### STATED EXERCISE
Your copy of the material below should match it exactly, except that it holds no pictures.

Entries from a dataset
· · · · ·
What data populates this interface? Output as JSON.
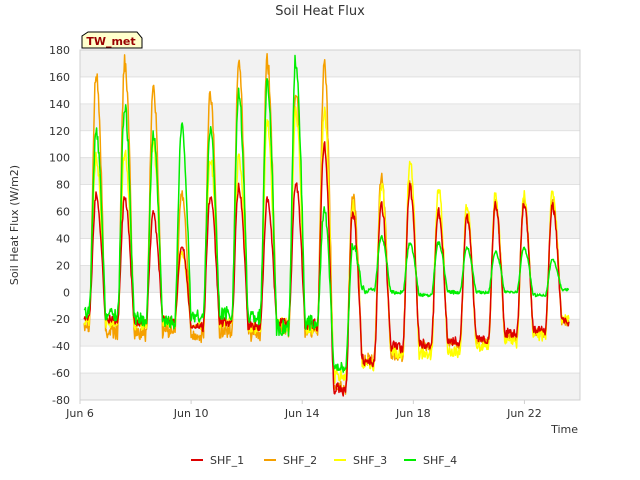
{
  "chart_data": {
    "type": "line",
    "title": "Soil Heat Flux",
    "xlabel": "Time",
    "ylabel": "Soil Heat Flux (W/m2)",
    "badge": "TW_met",
    "xlim": [
      6.0,
      24.0
    ],
    "ylim": [
      -80,
      180
    ],
    "x_ticks": [
      {
        "value": 6,
        "label": "Jun 6"
      },
      {
        "value": 10,
        "label": "Jun 10"
      },
      {
        "value": 14,
        "label": "Jun 14"
      },
      {
        "value": 18,
        "label": "Jun 18"
      },
      {
        "value": 22,
        "label": "Jun 22"
      }
    ],
    "y_ticks": [
      -80,
      -60,
      -40,
      -20,
      0,
      20,
      40,
      60,
      80,
      100,
      120,
      140,
      160,
      180
    ],
    "x_range_data": [
      6.15,
      23.6
    ],
    "series": [
      {
        "name": "SHF_1",
        "color": "#dd0000",
        "peaks": [
          72,
          70,
          58,
          35,
          70,
          78,
          68,
          82,
          110,
          60,
          65,
          78,
          60,
          55,
          65,
          65,
          65
        ],
        "troughs": [
          -18,
          -20,
          -22,
          -20,
          -25,
          -22,
          -25,
          -22,
          -24,
          -72,
          -50,
          -40,
          -38,
          -36,
          -35,
          -30,
          -28,
          -22
        ]
      },
      {
        "name": "SHF_2",
        "color": "#f5a000",
        "peaks": [
          162,
          172,
          152,
          73,
          147,
          173,
          171,
          150,
          167,
          72,
          86,
          80,
          62,
          58,
          66,
          67,
          66
        ],
        "troughs": [
          -22,
          -28,
          -30,
          -28,
          -32,
          -28,
          -30,
          -26,
          -28,
          -70,
          -50,
          -46,
          -40,
          -38,
          -36,
          -32,
          -30,
          -22
        ]
      },
      {
        "name": "SHF_3",
        "color": "#ffff00",
        "peaks": [
          100,
          105,
          110,
          30,
          100,
          100,
          125,
          135,
          135,
          65,
          80,
          97,
          78,
          65,
          73,
          73,
          74
        ],
        "troughs": [
          -20,
          -22,
          -24,
          -22,
          -25,
          -22,
          -26,
          -24,
          -26,
          -62,
          -52,
          -45,
          -45,
          -44,
          -40,
          -36,
          -32,
          -20
        ]
      },
      {
        "name": "SHF_4",
        "color": "#00ee00",
        "peaks": [
          119,
          139,
          116,
          122,
          121,
          146,
          156,
          174,
          62,
          35,
          41,
          36,
          37,
          33,
          30,
          33,
          24
        ],
        "troughs": [
          -14,
          -16,
          -20,
          -22,
          -18,
          -16,
          -18,
          -26,
          -24,
          -55,
          2,
          0,
          -2,
          0,
          0,
          0,
          -2,
          2
        ]
      }
    ]
  },
  "legend": {
    "items": [
      {
        "label": "SHF_1",
        "color": "#dd0000"
      },
      {
        "label": "SHF_2",
        "color": "#f5a000"
      },
      {
        "label": "SHF_3",
        "color": "#ffff00"
      },
      {
        "label": "SHF_4",
        "color": "#00ee00"
      }
    ]
  }
}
· · · · ·
### ANSWER TO THE TASK
What data populates this interface? Output as JSON.
{
  "chart_data": {
    "type": "line",
    "title": "Soil Heat Flux",
    "xlabel": "Time",
    "ylabel": "Soil Heat Flux (W/m2)",
    "badge": "TW_met",
    "xlim": [
      6.0,
      24.0
    ],
    "ylim": [
      -80,
      180
    ],
    "x_ticks": [
      {
        "value": 6,
        "label": "Jun 6"
      },
      {
        "value": 10,
        "label": "Jun 10"
      },
      {
        "value": 14,
        "label": "Jun 14"
      },
      {
        "value": 18,
        "label": "Jun 18"
      },
      {
        "value": 22,
        "label": "Jun 22"
      }
    ],
    "y_ticks": [
      -80,
      -60,
      -40,
      -20,
      0,
      20,
      40,
      60,
      80,
      100,
      120,
      140,
      160,
      180
    ],
    "x_range_data": [
      6.15,
      23.6
    ],
    "series": [
      {
        "name": "SHF_1",
        "color": "#dd0000",
        "peaks": [
          72,
          70,
          58,
          35,
          70,
          78,
          68,
          82,
          110,
          60,
          65,
          78,
          60,
          55,
          65,
          65,
          65
        ],
        "troughs": [
          -18,
          -20,
          -22,
          -20,
          -25,
          -22,
          -25,
          -22,
          -24,
          -72,
          -50,
          -40,
          -38,
          -36,
          -35,
          -30,
          -28,
          -22
        ]
      },
      {
        "name": "SHF_2",
        "color": "#f5a000",
        "peaks": [
          162,
          172,
          152,
          73,
          147,
          173,
          171,
          150,
          167,
          72,
          86,
          80,
          62,
          58,
          66,
          67,
          66
        ],
        "troughs": [
          -22,
          -28,
          -30,
          -28,
          -32,
          -28,
          -30,
          -26,
          -28,
          -70,
          -50,
          -46,
          -40,
          -38,
          -36,
          -32,
          -30,
          -22
        ]
      },
      {
        "name": "SHF_3",
        "color": "#ffff00",
        "peaks": [
          100,
          105,
          110,
          30,
          100,
          100,
          125,
          135,
          135,
          65,
          80,
          97,
          78,
          65,
          73,
          73,
          74
        ],
        "troughs": [
          -20,
          -22,
          -24,
          -22,
          -25,
          -22,
          -26,
          -24,
          -26,
          -62,
          -52,
          -45,
          -45,
          -44,
          -40,
          -36,
          -32,
          -20
        ]
      },
      {
        "name": "SHF_4",
        "color": "#00ee00",
        "peaks": [
          119,
          139,
          116,
          122,
          121,
          146,
          156,
          174,
          62,
          35,
          41,
          36,
          37,
          33,
          30,
          33,
          24
        ],
        "troughs": [
          -14,
          -16,
          -20,
          -22,
          -18,
          -16,
          -18,
          -26,
          -24,
          -55,
          2,
          0,
          -2,
          0,
          0,
          0,
          -2,
          2
        ]
      }
    ]
  },
  "legend": {
    "items": [
      {
        "label": "SHF_1",
        "color": "#dd0000"
      },
      {
        "label": "SHF_2",
        "color": "#f5a000"
      },
      {
        "label": "SHF_3",
        "color": "#ffff00"
      },
      {
        "label": "SHF_4",
        "color": "#00ee00"
      }
    ]
  }
}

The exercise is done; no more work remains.